• _Records from a collection of figures_:
>>>

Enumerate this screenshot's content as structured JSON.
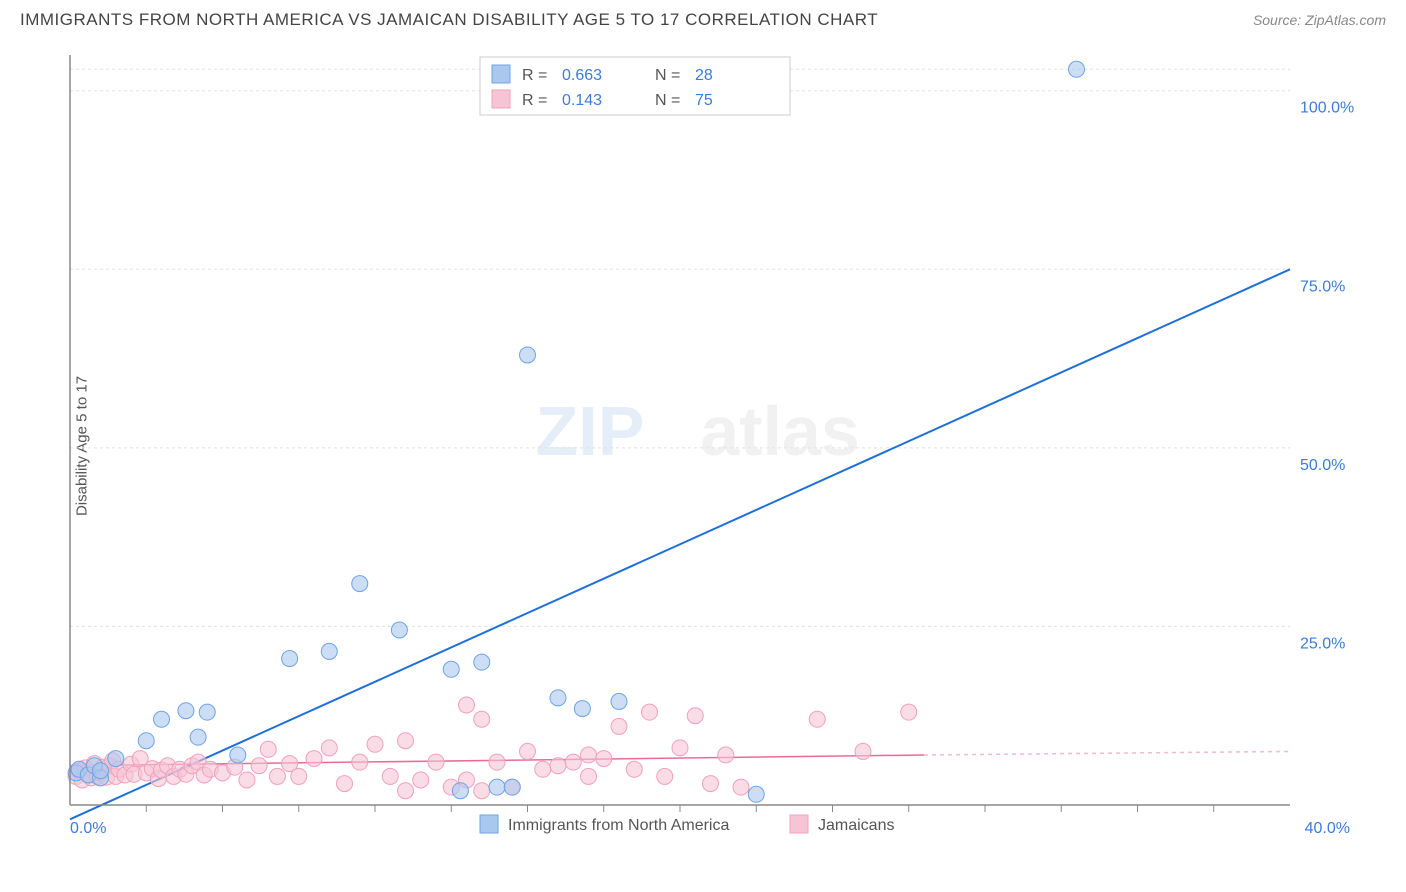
{
  "title": "IMMIGRANTS FROM NORTH AMERICA VS JAMAICAN DISABILITY AGE 5 TO 17 CORRELATION CHART",
  "source": "Source: ZipAtlas.com",
  "y_axis_label": "Disability Age 5 to 17",
  "watermark_a": "ZIP",
  "watermark_b": "atlas",
  "chart": {
    "type": "scatter",
    "xlim": [
      0,
      40
    ],
    "ylim": [
      0,
      105
    ],
    "x_origin_label": "0.0%",
    "x_end_label": "40.0%",
    "y_ticks": [
      {
        "value": 25,
        "label": "25.0%"
      },
      {
        "value": 50,
        "label": "50.0%"
      },
      {
        "value": 75,
        "label": "75.0%"
      },
      {
        "value": 100,
        "label": "100.0%"
      }
    ],
    "y_gridlines": [
      25,
      50,
      75,
      100,
      103
    ],
    "x_minor_ticks": [
      2.5,
      5,
      7.5,
      10,
      12.5,
      15,
      17.5,
      20,
      22.5,
      25,
      27.5,
      30,
      32.5,
      35,
      37.5
    ],
    "marker_radius": 8,
    "marker_opacity": 0.6,
    "colors": {
      "blue_fill": "#a8c8f0",
      "blue_stroke": "#6ea3e5",
      "pink_fill": "#f7c4d6",
      "pink_stroke": "#f0a0bd",
      "trend_blue": "#1e6fd9",
      "trend_pink": "#f0689a",
      "grid": "#e0e0e0",
      "axis": "#888888",
      "background": "#ffffff"
    },
    "series_blue": {
      "name": "Immigrants from North America",
      "R": "0.663",
      "N": "28",
      "trend": {
        "x1": 0,
        "y1": -2,
        "x2": 40,
        "y2": 75
      },
      "points": [
        [
          0.2,
          4.5
        ],
        [
          0.3,
          5.0
        ],
        [
          0.6,
          4.2
        ],
        [
          0.8,
          5.5
        ],
        [
          1.0,
          3.8
        ],
        [
          1.0,
          4.8
        ],
        [
          1.5,
          6.5
        ],
        [
          2.5,
          9.0
        ],
        [
          3.0,
          12.0
        ],
        [
          3.8,
          13.2
        ],
        [
          4.2,
          9.5
        ],
        [
          4.5,
          13.0
        ],
        [
          5.5,
          7.0
        ],
        [
          7.2,
          20.5
        ],
        [
          8.5,
          21.5
        ],
        [
          9.5,
          31.0
        ],
        [
          10.8,
          24.5
        ],
        [
          12.5,
          19.0
        ],
        [
          12.8,
          2.0
        ],
        [
          13.5,
          20.0
        ],
        [
          14.0,
          2.5
        ],
        [
          14.5,
          2.5
        ],
        [
          16.0,
          15.0
        ],
        [
          16.8,
          13.5
        ],
        [
          18.0,
          14.5
        ],
        [
          22.5,
          1.5
        ],
        [
          15.0,
          63.0
        ],
        [
          33.0,
          103.0
        ]
      ]
    },
    "series_pink": {
      "name": "Jamaicans",
      "R": "0.143",
      "N": "75",
      "trend_solid": {
        "x1": 0,
        "y1": 5.5,
        "x2": 28,
        "y2": 7.0
      },
      "trend_dash": {
        "x1": 28,
        "y1": 7.0,
        "x2": 40,
        "y2": 7.5
      },
      "points": [
        [
          0.2,
          4.0
        ],
        [
          0.3,
          4.8
        ],
        [
          0.4,
          3.5
        ],
        [
          0.5,
          5.2
        ],
        [
          0.6,
          4.3
        ],
        [
          0.7,
          3.8
        ],
        [
          0.8,
          5.8
        ],
        [
          0.9,
          4.0
        ],
        [
          1.0,
          4.5
        ],
        [
          1.1,
          5.3
        ],
        [
          1.2,
          3.9
        ],
        [
          1.3,
          5.5
        ],
        [
          1.4,
          6.2
        ],
        [
          1.5,
          4.0
        ],
        [
          1.6,
          5.0
        ],
        [
          1.8,
          4.2
        ],
        [
          2.0,
          5.7
        ],
        [
          2.1,
          4.3
        ],
        [
          2.3,
          6.5
        ],
        [
          2.5,
          4.5
        ],
        [
          2.7,
          5.1
        ],
        [
          2.9,
          3.7
        ],
        [
          3.0,
          4.9
        ],
        [
          3.2,
          5.5
        ],
        [
          3.4,
          4.0
        ],
        [
          3.6,
          5.0
        ],
        [
          3.8,
          4.3
        ],
        [
          4.0,
          5.5
        ],
        [
          4.2,
          6.0
        ],
        [
          4.4,
          4.2
        ],
        [
          4.6,
          5.0
        ],
        [
          5.0,
          4.5
        ],
        [
          5.4,
          5.3
        ],
        [
          5.8,
          3.5
        ],
        [
          6.2,
          5.5
        ],
        [
          6.5,
          7.8
        ],
        [
          6.8,
          4.0
        ],
        [
          7.2,
          5.8
        ],
        [
          7.5,
          4.0
        ],
        [
          8.0,
          6.5
        ],
        [
          8.5,
          8.0
        ],
        [
          9.0,
          3.0
        ],
        [
          9.5,
          6.0
        ],
        [
          10.0,
          8.5
        ],
        [
          10.5,
          4.0
        ],
        [
          11.0,
          9.0
        ],
        [
          11.0,
          2.0
        ],
        [
          11.5,
          3.5
        ],
        [
          12.0,
          6.0
        ],
        [
          12.5,
          2.5
        ],
        [
          13.0,
          14.0
        ],
        [
          13.0,
          3.5
        ],
        [
          13.5,
          12.0
        ],
        [
          13.5,
          2.0
        ],
        [
          14.0,
          6.0
        ],
        [
          14.5,
          2.5
        ],
        [
          15.0,
          7.5
        ],
        [
          15.5,
          5.0
        ],
        [
          16.0,
          5.5
        ],
        [
          16.5,
          6.0
        ],
        [
          17.0,
          4.0
        ],
        [
          17.0,
          7.0
        ],
        [
          17.5,
          6.5
        ],
        [
          18.0,
          11.0
        ],
        [
          18.5,
          5.0
        ],
        [
          19.0,
          13.0
        ],
        [
          19.5,
          4.0
        ],
        [
          20.0,
          8.0
        ],
        [
          20.5,
          12.5
        ],
        [
          21.0,
          3.0
        ],
        [
          21.5,
          7.0
        ],
        [
          22.0,
          2.5
        ],
        [
          24.5,
          12.0
        ],
        [
          26.0,
          7.5
        ],
        [
          27.5,
          13.0
        ]
      ]
    }
  },
  "legend_series": [
    {
      "label": "Immigrants from North America",
      "color_key": "blue"
    },
    {
      "label": "Jamaicans",
      "color_key": "pink"
    }
  ]
}
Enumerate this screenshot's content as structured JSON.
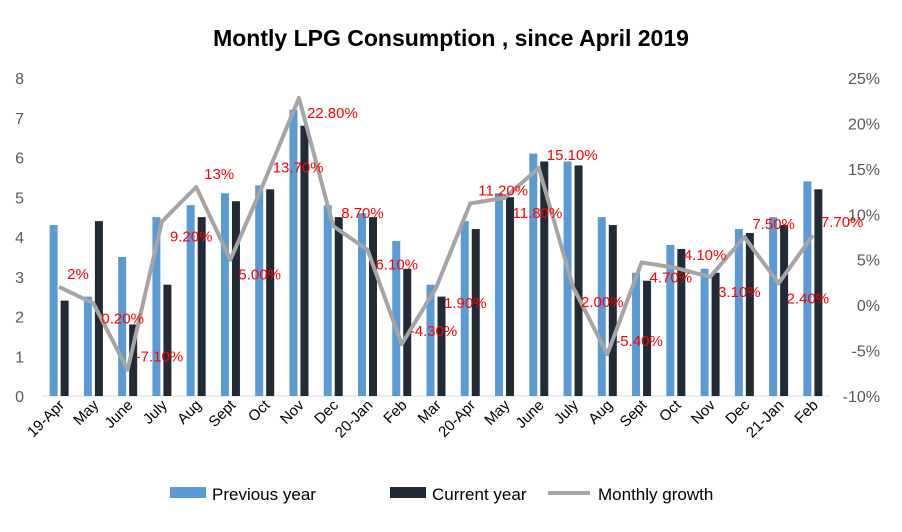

<<<

• _Aim_: All of the lines above should be printed exactly, minus the pictures.

• _Answer to this exercise_:
Enumerate this screenshot's content as structured JSON.
{
  "title": "IMMIGRANTS FROM NORTH AMERICA VS JAMAICAN DISABILITY AGE 5 TO 17 CORRELATION CHART",
  "source": "Source: ZipAtlas.com",
  "y_axis_label": "Disability Age 5 to 17",
  "watermark_a": "ZIP",
  "watermark_b": "atlas",
  "chart": {
    "type": "scatter",
    "xlim": [
      0,
      40
    ],
    "ylim": [
      0,
      105
    ],
    "x_origin_label": "0.0%",
    "x_end_label": "40.0%",
    "y_ticks": [
      {
        "value": 25,
        "label": "25.0%"
      },
      {
        "value": 50,
        "label": "50.0%"
      },
      {
        "value": 75,
        "label": "75.0%"
      },
      {
        "value": 100,
        "label": "100.0%"
      }
    ],
    "y_gridlines": [
      25,
      50,
      75,
      100,
      103
    ],
    "x_minor_ticks": [
      2.5,
      5,
      7.5,
      10,
      12.5,
      15,
      17.5,
      20,
      22.5,
      25,
      27.5,
      30,
      32.5,
      35,
      37.5
    ],
    "marker_radius": 8,
    "marker_opacity": 0.6,
    "colors": {
      "blue_fill": "#a8c8f0",
      "blue_stroke": "#6ea3e5",
      "pink_fill": "#f7c4d6",
      "pink_stroke": "#f0a0bd",
      "trend_blue": "#1e6fd9",
      "trend_pink": "#f0689a",
      "grid": "#e0e0e0",
      "axis": "#888888",
      "background": "#ffffff"
    },
    "series_blue": {
      "name": "Immigrants from North America",
      "R": "0.663",
      "N": "28",
      "trend": {
        "x1": 0,
        "y1": -2,
        "x2": 40,
        "y2": 75
      },
      "points": [
        [
          0.2,
          4.5
        ],
        [
          0.3,
          5.0
        ],
        [
          0.6,
          4.2
        ],
        [
          0.8,
          5.5
        ],
        [
          1.0,
          3.8
        ],
        [
          1.0,
          4.8
        ],
        [
          1.5,
          6.5
        ],
        [
          2.5,
          9.0
        ],
        [
          3.0,
          12.0
        ],
        [
          3.8,
          13.2
        ],
        [
          4.2,
          9.5
        ],
        [
          4.5,
          13.0
        ],
        [
          5.5,
          7.0
        ],
        [
          7.2,
          20.5
        ],
        [
          8.5,
          21.5
        ],
        [
          9.5,
          31.0
        ],
        [
          10.8,
          24.5
        ],
        [
          12.5,
          19.0
        ],
        [
          12.8,
          2.0
        ],
        [
          13.5,
          20.0
        ],
        [
          14.0,
          2.5
        ],
        [
          14.5,
          2.5
        ],
        [
          16.0,
          15.0
        ],
        [
          16.8,
          13.5
        ],
        [
          18.0,
          14.5
        ],
        [
          22.5,
          1.5
        ],
        [
          15.0,
          63.0
        ],
        [
          33.0,
          103.0
        ]
      ]
    },
    "series_pink": {
      "name": "Jamaicans",
      "R": "0.143",
      "N": "75",
      "trend_solid": {
        "x1": 0,
        "y1": 5.5,
        "x2": 28,
        "y2": 7.0
      },
      "trend_dash": {
        "x1": 28,
        "y1": 7.0,
        "x2": 40,
        "y2": 7.5
      },
      "points": [
        [
          0.2,
          4.0
        ],
        [
          0.3,
          4.8
        ],
        [
          0.4,
          3.5
        ],
        [
          0.5,
          5.2
        ],
        [
          0.6,
          4.3
        ],
        [
          0.7,
          3.8
        ],
        [
          0.8,
          5.8
        ],
        [
          0.9,
          4.0
        ],
        [
          1.0,
          4.5
        ],
        [
          1.1,
          5.3
        ],
        [
          1.2,
          3.9
        ],
        [
          1.3,
          5.5
        ],
        [
          1.4,
          6.2
        ],
        [
          1.5,
          4.0
        ],
        [
          1.6,
          5.0
        ],
        [
          1.8,
          4.2
        ],
        [
          2.0,
          5.7
        ],
        [
          2.1,
          4.3
        ],
        [
          2.3,
          6.5
        ],
        [
          2.5,
          4.5
        ],
        [
          2.7,
          5.1
        ],
        [
          2.9,
          3.7
        ],
        [
          3.0,
          4.9
        ],
        [
          3.2,
          5.5
        ],
        [
          3.4,
          4.0
        ],
        [
          3.6,
          5.0
        ],
        [
          3.8,
          4.3
        ],
        [
          4.0,
          5.5
        ],
        [
          4.2,
          6.0
        ],
        [
          4.4,
          4.2
        ],
        [
          4.6,
          5.0
        ],
        [
          5.0,
          4.5
        ],
        [
          5.4,
          5.3
        ],
        [
          5.8,
          3.5
        ],
        [
          6.2,
          5.5
        ],
        [
          6.5,
          7.8
        ],
        [
          6.8,
          4.0
        ],
        [
          7.2,
          5.8
        ],
        [
          7.5,
          4.0
        ],
        [
          8.0,
          6.5
        ],
        [
          8.5,
          8.0
        ],
        [
          9.0,
          3.0
        ],
        [
          9.5,
          6.0
        ],
        [
          10.0,
          8.5
        ],
        [
          10.5,
          4.0
        ],
        [
          11.0,
          9.0
        ],
        [
          11.0,
          2.0
        ],
        [
          11.5,
          3.5
        ],
        [
          12.0,
          6.0
        ],
        [
          12.5,
          2.5
        ],
        [
          13.0,
          14.0
        ],
        [
          13.0,
          3.5
        ],
        [
          13.5,
          12.0
        ],
        [
          13.5,
          2.0
        ],
        [
          14.0,
          6.0
        ],
        [
          14.5,
          2.5
        ],
        [
          15.0,
          7.5
        ],
        [
          15.5,
          5.0
        ],
        [
          16.0,
          5.5
        ],
        [
          16.5,
          6.0
        ],
        [
          17.0,
          4.0
        ],
        [
          17.0,
          7.0
        ],
        [
          17.5,
          6.5
        ],
        [
          18.0,
          11.0
        ],
        [
          18.5,
          5.0
        ],
        [
          19.0,
          13.0
        ],
        [
          19.5,
          4.0
        ],
        [
          20.0,
          8.0
        ],
        [
          20.5,
          12.5
        ],
        [
          21.0,
          3.0
        ],
        [
          21.5,
          7.0
        ],
        [
          22.0,
          2.5
        ],
        [
          24.5,
          12.0
        ],
        [
          26.0,
          7.5
        ],
        [
          27.5,
          13.0
        ]
      ]
    }
  },
  "legend_series": [
    {
      "label": "Immigrants from North America",
      "color_key": "blue"
    },
    {
      "label": "Jamaicans",
      "color_key": "pink"
    }
  ]
}
Enumerate this screenshot's content as structured JSON.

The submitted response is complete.